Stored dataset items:
= = = =

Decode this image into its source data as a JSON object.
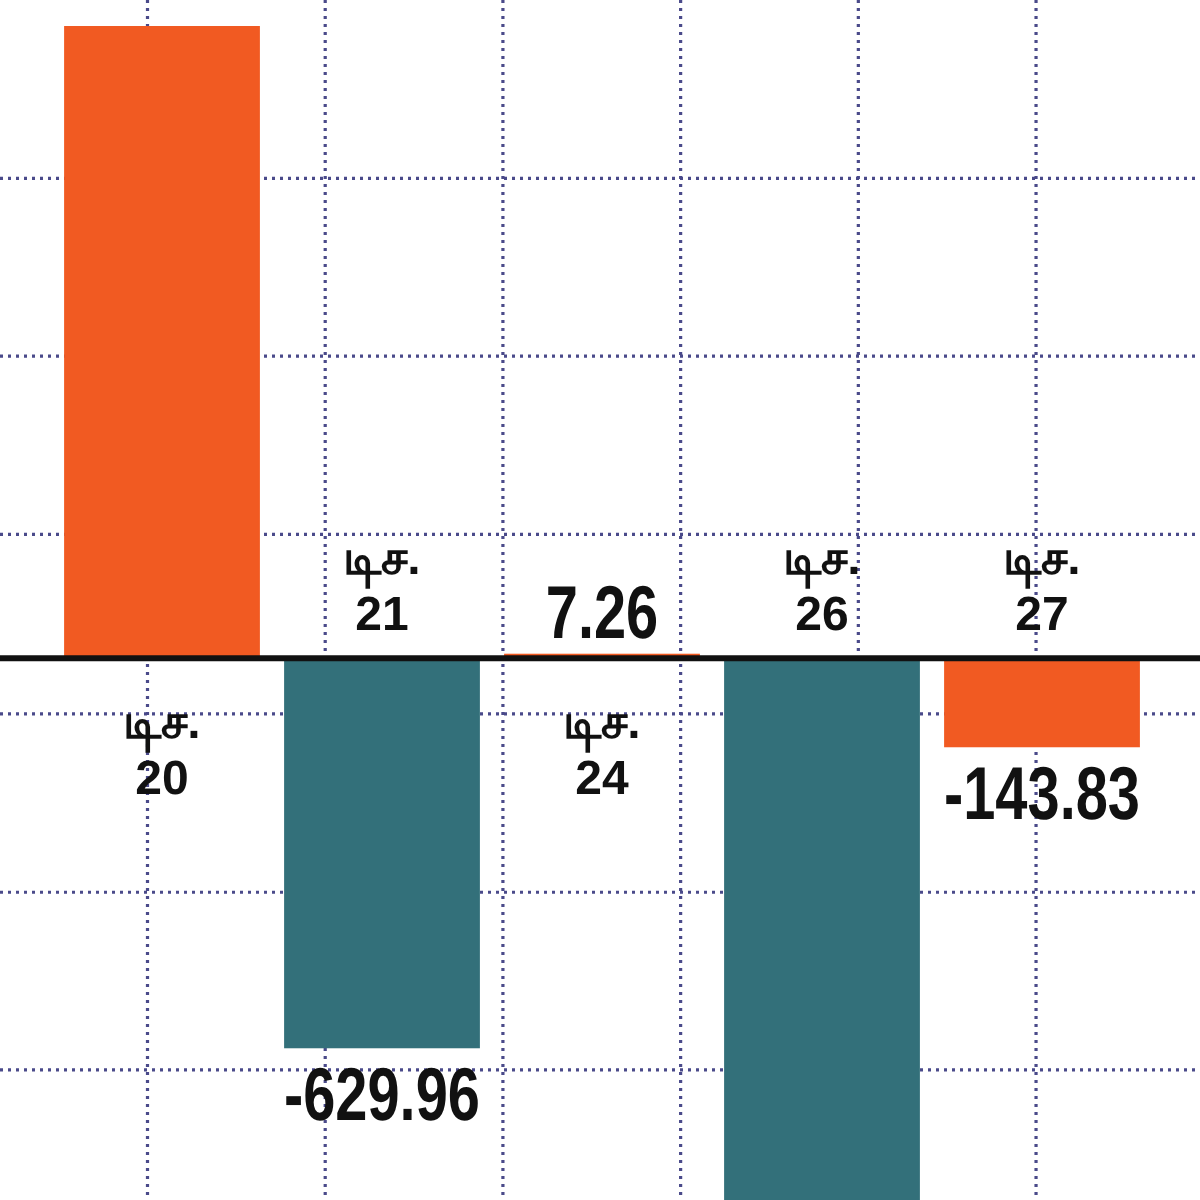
{
  "chart_data": {
    "type": "bar",
    "categories": [
      "டிச. 20",
      "டிச. 21",
      "டிச. 24",
      "டிச. 26",
      "டிச. 27"
    ],
    "values": [
      1021,
      -629.96,
      7.26,
      -875,
      -143.83
    ],
    "colors": [
      "#f15a22",
      "#33707a",
      "#f15a22",
      "#33707a",
      "#f15a22"
    ],
    "value_labels": [
      null,
      "-629.96",
      "7.26",
      null,
      "-143.83"
    ],
    "ylim": [
      -875,
      1063
    ],
    "yticks": [
      {
        "value": 775,
        "label": null
      },
      {
        "value": 488,
        "label": null
      },
      {
        "value": 200,
        "label": null
      },
      {
        "value": -90,
        "label": null
      },
      {
        "value": -378,
        "label": null
      },
      {
        "value": -665,
        "label": null
      }
    ],
    "grid": true
  }
}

= = = =

### Objective
Reproduce all entries exactly. Pictures do not belong in the copy.

### Response to this exercise
Decode this image into its source data as a JSON object.
{
  "chart_data": {
    "type": "bar",
    "categories": [
      "டிச. 20",
      "டிச. 21",
      "டிச. 24",
      "டிச. 26",
      "டிச. 27"
    ],
    "values": [
      1021,
      -629.96,
      7.26,
      -875,
      -143.83
    ],
    "colors": [
      "#f15a22",
      "#33707a",
      "#f15a22",
      "#33707a",
      "#f15a22"
    ],
    "value_labels": [
      null,
      "-629.96",
      "7.26",
      null,
      "-143.83"
    ],
    "ylim": [
      -875,
      1063
    ],
    "yticks": [
      {
        "value": 775,
        "label": null
      },
      {
        "value": 488,
        "label": null
      },
      {
        "value": 200,
        "label": null
      },
      {
        "value": -90,
        "label": null
      },
      {
        "value": -378,
        "label": null
      },
      {
        "value": -665,
        "label": null
      }
    ],
    "grid": true
  }
}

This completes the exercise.